Data provided:
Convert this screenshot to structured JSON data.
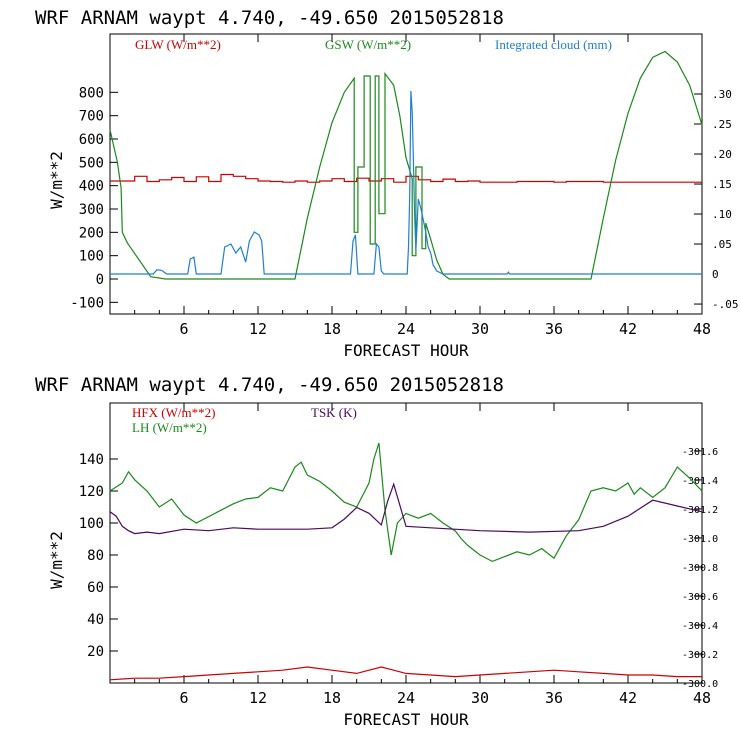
{
  "colors": {
    "red": "#cc0000",
    "green": "#1a8a1a",
    "blue": "#1f7fd0",
    "purple": "#4b0a5e",
    "axis": "#000000"
  },
  "chart_data": [
    {
      "type": "line",
      "title": "WRF   ARNAM waypt    4.740, -49.650  2015052818",
      "xlabel": "FORECAST HOUR",
      "ylabel": "W/m**2",
      "xlim": [
        0,
        48
      ],
      "ylim": [
        -150,
        1050
      ],
      "y2lim": [
        -0.0666,
        0.4
      ],
      "xticks": [
        "6",
        "12",
        "18",
        "24",
        "30",
        "36",
        "42",
        "48"
      ],
      "yticks": [
        "-100",
        "0",
        "100",
        "200",
        "300",
        "400",
        "500",
        "600",
        "700",
        "800"
      ],
      "y2ticks": [
        "-.05",
        "0",
        ".05",
        ".10",
        ".15",
        ".20",
        ".25",
        ".30"
      ],
      "legend_placement": "top",
      "series": [
        {
          "name": "GLW (W/m**2)",
          "color": "red",
          "axis": "left",
          "x": [
            0,
            1,
            2,
            2,
            3,
            3,
            4,
            4,
            5,
            5,
            6,
            6,
            7,
            7,
            8,
            8,
            9,
            9,
            10,
            10,
            11,
            11,
            12,
            12,
            13,
            13,
            14,
            14,
            15,
            15,
            16,
            16,
            17,
            17,
            18,
            18,
            19,
            19,
            20,
            20,
            21,
            21,
            22,
            22,
            23,
            23,
            24,
            24,
            25,
            25,
            26,
            26,
            27,
            27,
            28,
            28,
            29,
            29,
            30,
            30,
            33,
            33,
            36,
            36,
            37,
            37,
            40,
            40,
            44,
            44,
            48
          ],
          "values": [
            420,
            420,
            420,
            440,
            440,
            418,
            418,
            425,
            425,
            435,
            435,
            418,
            418,
            438,
            438,
            418,
            418,
            448,
            448,
            440,
            440,
            430,
            430,
            420,
            420,
            418,
            418,
            415,
            415,
            420,
            420,
            415,
            415,
            420,
            420,
            430,
            430,
            418,
            418,
            432,
            432,
            420,
            420,
            430,
            430,
            415,
            415,
            440,
            440,
            425,
            425,
            418,
            418,
            428,
            428,
            418,
            418,
            420,
            420,
            415,
            415,
            418,
            418,
            415,
            415,
            418,
            418,
            415,
            415,
            415,
            415
          ]
        },
        {
          "name": "GSW (W/m**2)",
          "color": "green",
          "axis": "left",
          "x": [
            0,
            0.6,
            0.9,
            1.0,
            1.4,
            3.3,
            4.5,
            15.0,
            16.0,
            17.0,
            18.0,
            19.0,
            19.8,
            19.8,
            20.1,
            20.1,
            20.6,
            20.6,
            21.1,
            21.1,
            21.5,
            21.5,
            21.8,
            21.8,
            22.3,
            22.3,
            23.0,
            23.5,
            24.0,
            24.5,
            24.5,
            24.8,
            24.8,
            25.3,
            25.3,
            25.6,
            25.6,
            26.0,
            26.5,
            27.0,
            27.5,
            28.0,
            39.0,
            40.0,
            41.0,
            42.0,
            43.0,
            44.0,
            45.0,
            46.0,
            47.0,
            48.0
          ],
          "values": [
            640,
            500,
            390,
            200,
            155,
            10,
            0,
            0,
            260,
            480,
            670,
            800,
            860,
            200,
            200,
            480,
            480,
            870,
            870,
            150,
            150,
            870,
            870,
            280,
            280,
            880,
            830,
            700,
            520,
            430,
            100,
            100,
            480,
            480,
            130,
            130,
            240,
            170,
            80,
            20,
            0,
            0,
            0,
            260,
            510,
            710,
            860,
            950,
            975,
            930,
            830,
            660
          ]
        },
        {
          "name": "Integrated cloud (mm)",
          "color": "blue",
          "axis": "right",
          "x": [
            0,
            3.5,
            3.8,
            4.2,
            4.6,
            6.3,
            6.5,
            6.8,
            7.0,
            9.0,
            9.3,
            9.8,
            10.2,
            10.6,
            11.0,
            11.3,
            11.7,
            12.1,
            12.3,
            12.5,
            19.5,
            19.7,
            19.9,
            20.1,
            21.4,
            21.6,
            21.8,
            22.0,
            22.2,
            24.1,
            24.2,
            24.3,
            24.4,
            24.5,
            24.6,
            24.7,
            24.8,
            25.0,
            25.2,
            25.4,
            25.6,
            25.8,
            26.0,
            26.2,
            26.5,
            27.0,
            32.2,
            32.3,
            32.4,
            48.0
          ],
          "values": [
            0,
            0,
            0.007,
            0.006,
            0,
            0,
            0.025,
            0.028,
            0,
            0,
            0.045,
            0.05,
            0.035,
            0.045,
            0.02,
            0.055,
            0.07,
            0.065,
            0.055,
            0,
            0,
            0.055,
            0.065,
            0,
            0,
            0.05,
            0.045,
            0.005,
            0,
            0,
            0.045,
            0.13,
            0.305,
            0.27,
            0.19,
            0.1,
            0.04,
            0.125,
            0.11,
            0.09,
            0.07,
            0.045,
            0.035,
            0.015,
            0.005,
            0,
            0,
            0.003,
            0,
            0
          ]
        }
      ]
    },
    {
      "type": "line",
      "title": "WRF   ARNAM waypt    4.740, -49.650  2015052818",
      "xlabel": "FORECAST HOUR",
      "ylabel": "W/m**2",
      "xlim": [
        0,
        48
      ],
      "ylim": [
        0,
        175
      ],
      "y2lim": [
        300.0,
        301.93
      ],
      "xticks": [
        "6",
        "12",
        "18",
        "24",
        "30",
        "36",
        "42",
        "48"
      ],
      "yticks": [
        "20",
        "40",
        "60",
        "80",
        "100",
        "120",
        "140"
      ],
      "y2ticks": [
        "-300.0",
        "-300.2",
        "-300.4",
        "-300.6",
        "-300.8",
        "-301.0",
        "-301.2",
        "-301.4",
        "-301.6"
      ],
      "legend_placement": "top-left",
      "series": [
        {
          "name": "HFX (W/m**2)",
          "color": "red",
          "axis": "left",
          "x": [
            0,
            2,
            4,
            6,
            8,
            10,
            12,
            14,
            16,
            18,
            20,
            21,
            22,
            23,
            24,
            26,
            28,
            30,
            32,
            34,
            36,
            38,
            40,
            42,
            44,
            46,
            48
          ],
          "values": [
            2,
            3,
            3,
            4,
            5,
            6,
            7,
            8,
            10,
            8,
            6,
            8,
            10,
            8,
            6,
            5,
            4,
            5,
            6,
            7,
            8,
            7,
            6,
            5,
            5,
            4,
            4
          ]
        },
        {
          "name": "LH (W/m**2)",
          "color": "green",
          "axis": "left",
          "x": [
            0,
            1,
            1.5,
            2,
            3,
            4,
            5,
            6,
            7,
            8,
            9,
            10,
            11,
            12,
            13,
            14,
            15,
            15.5,
            16,
            17,
            18,
            19,
            20,
            21,
            21.4,
            21.8,
            22.3,
            22.8,
            23.3,
            24,
            25,
            26,
            27,
            28,
            28.5,
            29,
            30,
            31,
            32,
            33,
            34,
            35,
            36,
            37,
            38,
            38.5,
            39,
            40,
            41,
            42,
            42.5,
            43,
            44,
            45,
            46,
            47,
            48
          ],
          "values": [
            120,
            125,
            132,
            127,
            120,
            110,
            115,
            105,
            100,
            104,
            108,
            112,
            115,
            116,
            122,
            120,
            135,
            138,
            130,
            126,
            120,
            113,
            110,
            125,
            140,
            150,
            108,
            80,
            100,
            106,
            103,
            106,
            100,
            95,
            90,
            86,
            80,
            76,
            79,
            82,
            80,
            84,
            78,
            92,
            102,
            111,
            120,
            122,
            120,
            125,
            118,
            122,
            116,
            122,
            135,
            128,
            120
          ]
        },
        {
          "name": "TSK (K)",
          "color": "purple",
          "axis": "right",
          "x": [
            0,
            0.5,
            1,
            1.5,
            2,
            3,
            4,
            6,
            8,
            10,
            12,
            14,
            16,
            18,
            19,
            20,
            21,
            22,
            22.5,
            23,
            24,
            26,
            30,
            34,
            38,
            40,
            42,
            44,
            46,
            48
          ],
          "values": [
            301.18,
            301.15,
            301.08,
            301.05,
            301.03,
            301.04,
            301.03,
            301.06,
            301.05,
            301.07,
            301.06,
            301.06,
            301.06,
            301.07,
            301.13,
            301.21,
            301.17,
            301.09,
            301.25,
            301.37,
            301.08,
            301.07,
            301.05,
            301.04,
            301.05,
            301.08,
            301.15,
            301.26,
            301.22,
            301.18
          ]
        }
      ]
    }
  ]
}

Request: Show the lines where the word "name" appears in the entries.

Response to the task:
          "name": "GLW (W/m**2)",
          "name": "GSW (W/m**2)",
          "name": "Integrated cloud (mm)",
          "name": "HFX (W/m**2)",
          "name": "LH (W/m**2)",
          "name": "TSK (K)",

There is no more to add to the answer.